*Records supplied*
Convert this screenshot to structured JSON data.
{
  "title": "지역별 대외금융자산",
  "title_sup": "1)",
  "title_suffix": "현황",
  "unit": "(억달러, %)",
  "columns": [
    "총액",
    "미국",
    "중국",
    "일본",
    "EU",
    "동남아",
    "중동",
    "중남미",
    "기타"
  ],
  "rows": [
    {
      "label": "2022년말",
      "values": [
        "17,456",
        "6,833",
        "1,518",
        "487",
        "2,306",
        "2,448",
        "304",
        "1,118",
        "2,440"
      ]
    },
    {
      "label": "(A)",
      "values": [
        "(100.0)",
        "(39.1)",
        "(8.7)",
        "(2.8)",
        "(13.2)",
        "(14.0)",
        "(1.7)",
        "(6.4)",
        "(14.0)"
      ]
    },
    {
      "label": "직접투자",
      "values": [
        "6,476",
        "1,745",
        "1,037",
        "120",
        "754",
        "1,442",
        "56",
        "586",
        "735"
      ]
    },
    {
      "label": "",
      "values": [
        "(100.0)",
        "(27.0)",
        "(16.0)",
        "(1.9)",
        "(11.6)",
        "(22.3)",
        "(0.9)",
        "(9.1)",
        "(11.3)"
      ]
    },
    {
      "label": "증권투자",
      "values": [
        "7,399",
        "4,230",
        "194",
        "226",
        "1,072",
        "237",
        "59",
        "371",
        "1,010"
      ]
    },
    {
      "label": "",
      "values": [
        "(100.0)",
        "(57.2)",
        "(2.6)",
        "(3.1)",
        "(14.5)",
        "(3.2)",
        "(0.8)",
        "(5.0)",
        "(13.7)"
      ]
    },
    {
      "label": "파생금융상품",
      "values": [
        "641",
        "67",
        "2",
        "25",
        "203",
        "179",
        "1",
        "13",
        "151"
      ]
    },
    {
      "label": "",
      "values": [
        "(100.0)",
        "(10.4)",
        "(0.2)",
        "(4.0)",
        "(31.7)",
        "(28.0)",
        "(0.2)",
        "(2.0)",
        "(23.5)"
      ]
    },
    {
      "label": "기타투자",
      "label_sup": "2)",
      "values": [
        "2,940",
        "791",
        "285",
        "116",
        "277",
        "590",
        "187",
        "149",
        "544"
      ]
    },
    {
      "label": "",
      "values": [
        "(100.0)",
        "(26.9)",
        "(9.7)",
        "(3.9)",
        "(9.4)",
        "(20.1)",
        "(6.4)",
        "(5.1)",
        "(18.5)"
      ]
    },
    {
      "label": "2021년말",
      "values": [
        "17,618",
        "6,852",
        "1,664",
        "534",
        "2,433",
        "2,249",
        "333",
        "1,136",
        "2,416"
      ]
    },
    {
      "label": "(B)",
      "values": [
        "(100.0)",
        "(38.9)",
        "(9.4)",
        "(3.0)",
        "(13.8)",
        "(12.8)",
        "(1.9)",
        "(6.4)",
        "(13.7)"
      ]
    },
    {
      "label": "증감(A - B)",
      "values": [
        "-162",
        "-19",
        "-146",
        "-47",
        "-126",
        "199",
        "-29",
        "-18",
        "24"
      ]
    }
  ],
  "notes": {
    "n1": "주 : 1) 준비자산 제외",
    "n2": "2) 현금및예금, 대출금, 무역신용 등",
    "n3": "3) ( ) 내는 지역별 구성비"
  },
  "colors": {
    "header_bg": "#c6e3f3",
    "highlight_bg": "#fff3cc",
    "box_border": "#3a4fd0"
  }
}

*Instructions to follow*
Output the lines above verbatim and in full.

*Complete answer*
Convert this screenshot to structured JSON data.
{
  "title": "지역별 대외금융자산",
  "title_sup": "1)",
  "title_suffix": "현황",
  "unit": "(억달러, %)",
  "columns": [
    "총액",
    "미국",
    "중국",
    "일본",
    "EU",
    "동남아",
    "중동",
    "중남미",
    "기타"
  ],
  "rows": [
    {
      "label": "2022년말",
      "values": [
        "17,456",
        "6,833",
        "1,518",
        "487",
        "2,306",
        "2,448",
        "304",
        "1,118",
        "2,440"
      ]
    },
    {
      "label": "(A)",
      "values": [
        "(100.0)",
        "(39.1)",
        "(8.7)",
        "(2.8)",
        "(13.2)",
        "(14.0)",
        "(1.7)",
        "(6.4)",
        "(14.0)"
      ]
    },
    {
      "label": "직접투자",
      "values": [
        "6,476",
        "1,745",
        "1,037",
        "120",
        "754",
        "1,442",
        "56",
        "586",
        "735"
      ]
    },
    {
      "label": "",
      "values": [
        "(100.0)",
        "(27.0)",
        "(16.0)",
        "(1.9)",
        "(11.6)",
        "(22.3)",
        "(0.9)",
        "(9.1)",
        "(11.3)"
      ]
    },
    {
      "label": "증권투자",
      "values": [
        "7,399",
        "4,230",
        "194",
        "226",
        "1,072",
        "237",
        "59",
        "371",
        "1,010"
      ]
    },
    {
      "label": "",
      "values": [
        "(100.0)",
        "(57.2)",
        "(2.6)",
        "(3.1)",
        "(14.5)",
        "(3.2)",
        "(0.8)",
        "(5.0)",
        "(13.7)"
      ]
    },
    {
      "label": "파생금융상품",
      "values": [
        "641",
        "67",
        "2",
        "25",
        "203",
        "179",
        "1",
        "13",
        "151"
      ]
    },
    {
      "label": "",
      "values": [
        "(100.0)",
        "(10.4)",
        "(0.2)",
        "(4.0)",
        "(31.7)",
        "(28.0)",
        "(0.2)",
        "(2.0)",
        "(23.5)"
      ]
    },
    {
      "label": "기타투자",
      "label_sup": "2)",
      "values": [
        "2,940",
        "791",
        "285",
        "116",
        "277",
        "590",
        "187",
        "149",
        "544"
      ]
    },
    {
      "label": "",
      "values": [
        "(100.0)",
        "(26.9)",
        "(9.7)",
        "(3.9)",
        "(9.4)",
        "(20.1)",
        "(6.4)",
        "(5.1)",
        "(18.5)"
      ]
    },
    {
      "label": "2021년말",
      "values": [
        "17,618",
        "6,852",
        "1,664",
        "534",
        "2,433",
        "2,249",
        "333",
        "1,136",
        "2,416"
      ]
    },
    {
      "label": "(B)",
      "values": [
        "(100.0)",
        "(38.9)",
        "(9.4)",
        "(3.0)",
        "(13.8)",
        "(12.8)",
        "(1.9)",
        "(6.4)",
        "(13.7)"
      ]
    },
    {
      "label": "증감(A - B)",
      "values": [
        "-162",
        "-19",
        "-146",
        "-47",
        "-126",
        "199",
        "-29",
        "-18",
        "24"
      ]
    }
  ],
  "notes": {
    "n1": "주 : 1) 준비자산 제외",
    "n2": "2) 현금및예금, 대출금, 무역신용 등",
    "n3": "3) ( ) 내는 지역별 구성비"
  },
  "colors": {
    "header_bg": "#c6e3f3",
    "highlight_bg": "#fff3cc",
    "box_border": "#3a4fd0"
  }
}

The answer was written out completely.